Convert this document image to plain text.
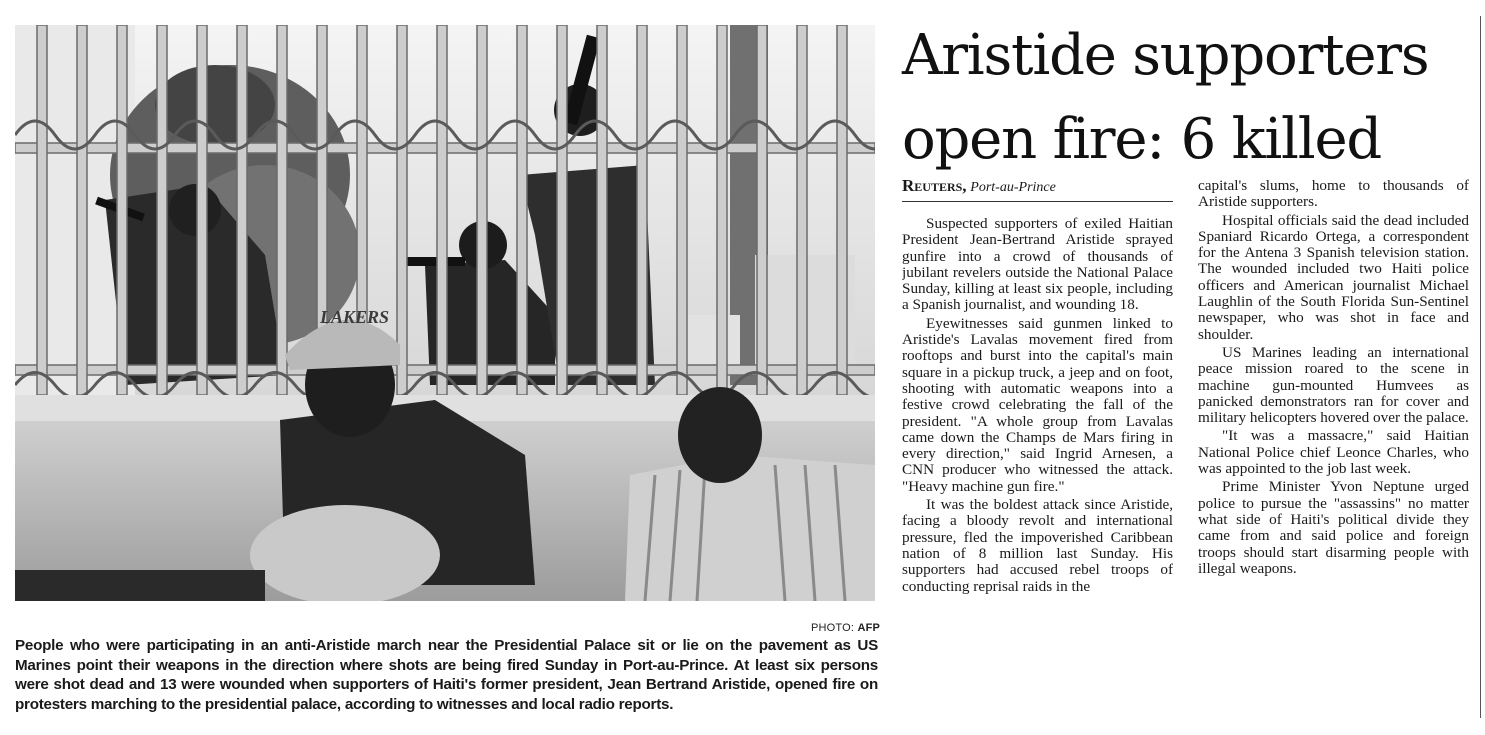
LAKERS
PHOTO: AFP
People who were participating in an anti-Aristide march near the Presidential Palace sit or lie on the pavement as US Marines point their weapons in the direction where shots are being fired Sunday in Port-au-Prince. At least six persons were shot dead and 13 were wounded when supporters of Haiti's former president, Jean Bertrand Aristide, opened fire on protesters marching to the presidential palace, according to witnesses and local radio reports.
Aristide supporters
open fire: 6 killed
Reuters, Port-au-Prince

Suspected supporters of exiled Haitian President Jean-Bertrand Aristide sprayed gunfire into a crowd of thousands of jubilant revelers outside the National Palace Sunday, killing at least six people, including a Spanish journalist, and wounding 18.

Eyewitnesses said gunmen linked to Aristide's Lavalas movement fired from rooftops and burst into the capital's main square in a pickup truck, a jeep and on foot, shooting with automatic weapons into a festive crowd celebrating the fall of the president. "A whole group from Lavalas came down the Champs de Mars firing in every direction," said Ingrid Arnesen, a CNN producer who witnessed the attack. "Heavy machine gun fire."

It was the boldest attack since Aristide, facing a bloody revolt and international pressure, fled the impoverished Caribbean nation of 8 million last Sunday. His supporters had accused rebel troops of conducting reprisal raids in the

capital's slums, home to thousands of Aristide supporters.

Hospital officials said the dead included Spaniard Ricardo Ortega, a correspondent for the Antena 3 Spanish television station. The wounded included two Haiti police officers and American journalist Michael Laughlin of the South Florida Sun-Sentinel newspaper, who was shot in face and shoulder.

US Marines leading an international peace mission roared to the scene in machine gun-mounted Humvees as panicked demonstrators ran for cover and military helicopters hovered over the palace.

"It was a massacre," said Haitian National Police chief Leonce Charles, who was appointed to the job last week.

Prime Minister Yvon Neptune urged police to pursue the "assassins" no matter what side of Haiti's political divide they came from and said police and foreign troops should start disarming people with illegal weapons.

********************

> _Task goal_
Determine how many lines of the listing hold the word "journalist" and reply with that figure alone.

> _Right answer_
2